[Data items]
○ ○ ○ ○ ○ ○ ○
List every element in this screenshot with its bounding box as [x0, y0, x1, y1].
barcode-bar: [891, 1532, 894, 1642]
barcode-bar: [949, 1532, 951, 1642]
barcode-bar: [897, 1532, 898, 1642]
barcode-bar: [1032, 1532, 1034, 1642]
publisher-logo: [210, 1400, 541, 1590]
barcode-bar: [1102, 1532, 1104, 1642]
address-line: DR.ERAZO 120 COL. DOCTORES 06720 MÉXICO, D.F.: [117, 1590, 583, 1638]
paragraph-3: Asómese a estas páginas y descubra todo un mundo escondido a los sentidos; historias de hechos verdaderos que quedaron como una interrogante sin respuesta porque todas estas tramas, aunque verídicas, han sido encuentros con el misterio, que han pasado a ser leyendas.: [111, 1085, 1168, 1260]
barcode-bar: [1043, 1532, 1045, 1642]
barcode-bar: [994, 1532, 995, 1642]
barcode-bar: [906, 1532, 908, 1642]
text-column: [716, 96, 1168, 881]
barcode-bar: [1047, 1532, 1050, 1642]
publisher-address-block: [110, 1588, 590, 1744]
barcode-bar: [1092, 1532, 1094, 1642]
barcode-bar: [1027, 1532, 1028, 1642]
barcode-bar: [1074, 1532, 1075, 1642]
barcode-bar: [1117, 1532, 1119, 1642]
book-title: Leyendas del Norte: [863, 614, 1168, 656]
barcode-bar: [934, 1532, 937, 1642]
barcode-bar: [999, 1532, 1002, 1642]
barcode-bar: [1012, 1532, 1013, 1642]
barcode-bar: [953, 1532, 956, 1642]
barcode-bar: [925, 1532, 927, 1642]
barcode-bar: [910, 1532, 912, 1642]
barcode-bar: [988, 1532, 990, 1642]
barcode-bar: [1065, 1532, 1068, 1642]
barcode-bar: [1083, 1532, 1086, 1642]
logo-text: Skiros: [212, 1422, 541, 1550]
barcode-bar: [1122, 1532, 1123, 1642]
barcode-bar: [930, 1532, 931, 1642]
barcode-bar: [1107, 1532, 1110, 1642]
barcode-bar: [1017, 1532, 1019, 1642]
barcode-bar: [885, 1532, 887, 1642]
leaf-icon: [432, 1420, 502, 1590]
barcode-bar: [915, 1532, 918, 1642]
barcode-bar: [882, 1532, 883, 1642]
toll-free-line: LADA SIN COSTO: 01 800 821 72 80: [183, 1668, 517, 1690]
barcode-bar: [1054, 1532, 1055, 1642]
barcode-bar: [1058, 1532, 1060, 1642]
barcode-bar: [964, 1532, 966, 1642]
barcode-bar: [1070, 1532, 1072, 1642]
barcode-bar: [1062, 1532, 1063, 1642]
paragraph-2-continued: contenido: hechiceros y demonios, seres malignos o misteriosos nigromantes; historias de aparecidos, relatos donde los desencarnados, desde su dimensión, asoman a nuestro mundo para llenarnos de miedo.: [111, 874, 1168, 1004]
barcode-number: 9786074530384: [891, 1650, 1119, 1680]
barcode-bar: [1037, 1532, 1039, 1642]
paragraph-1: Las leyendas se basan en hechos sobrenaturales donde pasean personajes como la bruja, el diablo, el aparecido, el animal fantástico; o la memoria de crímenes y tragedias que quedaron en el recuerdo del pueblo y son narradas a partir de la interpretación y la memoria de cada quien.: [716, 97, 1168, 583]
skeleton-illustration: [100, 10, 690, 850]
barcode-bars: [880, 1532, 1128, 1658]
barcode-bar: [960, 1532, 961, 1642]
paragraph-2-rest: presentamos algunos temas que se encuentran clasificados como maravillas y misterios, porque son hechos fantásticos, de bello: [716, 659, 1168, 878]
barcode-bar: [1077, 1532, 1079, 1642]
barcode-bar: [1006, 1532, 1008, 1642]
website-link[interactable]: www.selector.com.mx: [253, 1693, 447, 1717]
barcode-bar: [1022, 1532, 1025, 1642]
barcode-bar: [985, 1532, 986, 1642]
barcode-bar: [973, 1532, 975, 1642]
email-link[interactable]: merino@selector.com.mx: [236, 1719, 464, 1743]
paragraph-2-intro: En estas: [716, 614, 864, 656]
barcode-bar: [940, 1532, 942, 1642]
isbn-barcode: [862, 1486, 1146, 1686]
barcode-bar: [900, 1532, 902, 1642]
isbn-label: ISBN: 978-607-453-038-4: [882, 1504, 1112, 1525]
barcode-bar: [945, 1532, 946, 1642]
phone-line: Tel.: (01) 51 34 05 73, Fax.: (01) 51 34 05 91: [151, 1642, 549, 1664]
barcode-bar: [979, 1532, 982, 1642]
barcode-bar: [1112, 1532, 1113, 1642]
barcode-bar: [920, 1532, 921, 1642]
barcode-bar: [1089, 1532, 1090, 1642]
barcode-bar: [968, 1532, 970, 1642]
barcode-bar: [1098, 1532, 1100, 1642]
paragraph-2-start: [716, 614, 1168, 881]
○ ○ ○ ○ ○ ○ ○
EXERCISE OBJECTIVE:
Please rewrite the rows starting with the first one and going on through the row with "address-line: DR.ERAZO 120", changing "barcode-bar" to "barcode-line" and leaving everything else unchanged.

ANSWER TO THIS TASK:
List every element in this screenshot with its bounding box as [x0, y0, x1, y1].
barcode-line: [891, 1532, 894, 1642]
barcode-line: [949, 1532, 951, 1642]
barcode-line: [897, 1532, 898, 1642]
barcode-line: [1032, 1532, 1034, 1642]
publisher-logo: [210, 1400, 541, 1590]
barcode-line: [1102, 1532, 1104, 1642]
address-line: DR.ERAZO 120 COL. DOCTORES 06720 MÉXICO, D.F.: [117, 1590, 583, 1638]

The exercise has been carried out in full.